| Stated exercise |
Each line that holds the word "تهران" counts once; give the total number of such lines and nothing else.

| Dataset extract |
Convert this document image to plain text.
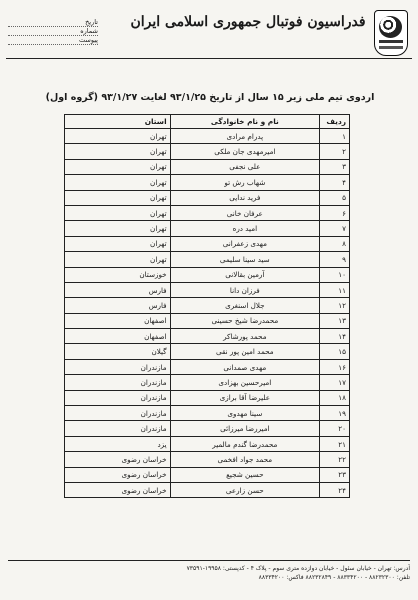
تاریخ
شماره
پیوست
فدراسیون فوتبال جمهوری اسلامی ایران
اردوی تیم ملی زیر ۱۵ سال از تاریخ ۹۳/۱/۲۵ لغایت ۹۳/۱/۲۷ (گروه اول)
ردیف	نام و نام خانوادگی	استان
۱	پدرام مرادی	تهران
۲	امیرمهدی جان ملکی	تهران
۳	علی نجفی	تهران
۴	شهاب رش تو	تهران
۵	فرید ندایی	تهران
۶	عرفان خانی	تهران
۷	امید دره	تهران
۸	مهدی زعفرانی	تهران
۹	سید سینا سلیمی	تهران
۱۰	آرمین بقالانی	خوزستان
۱۱	فرزان دانا	فارس
۱۲	جلال اسنغری	فارس
۱۳	محمدرضا شیخ حسینی	اصفهان
۱۴	محمد پورشاکر	اصفهان
۱۵	محمد امین پور نقی	گیلان
۱۶	مهدی صمدانی	مازندران
۱۷	امیرحسین بهزادی	مازندران
۱۸	علیرضا آقا برازی	مازندران
۱۹	سینا مهدوی	مازندران
۲۰	امیررضا میرزائی	مازندران
۲۱	محمدرضا گندم مالمیر	یزد
۲۲	محمد جواد افخمی	خراسان رضوی
۲۳	حسین شجیع	خراسان رضوی
۲۴	حسن زارعی	خراسان رضوی
آدرس: تهران - خیابان سئول - خیابان دوازده متری سوم - پلاک ۴ - کدپستی: ۱۹۹۵۸-۷۳۵۹۱
تلفن: ۸۸۲۳۲۳۰۰ - ۸۸۳۳۴۲۰۰ - ۸۸۲۳۲۸۴۹ فاکس: ۸۸۳۳۴۲۰۰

| Solution below |
10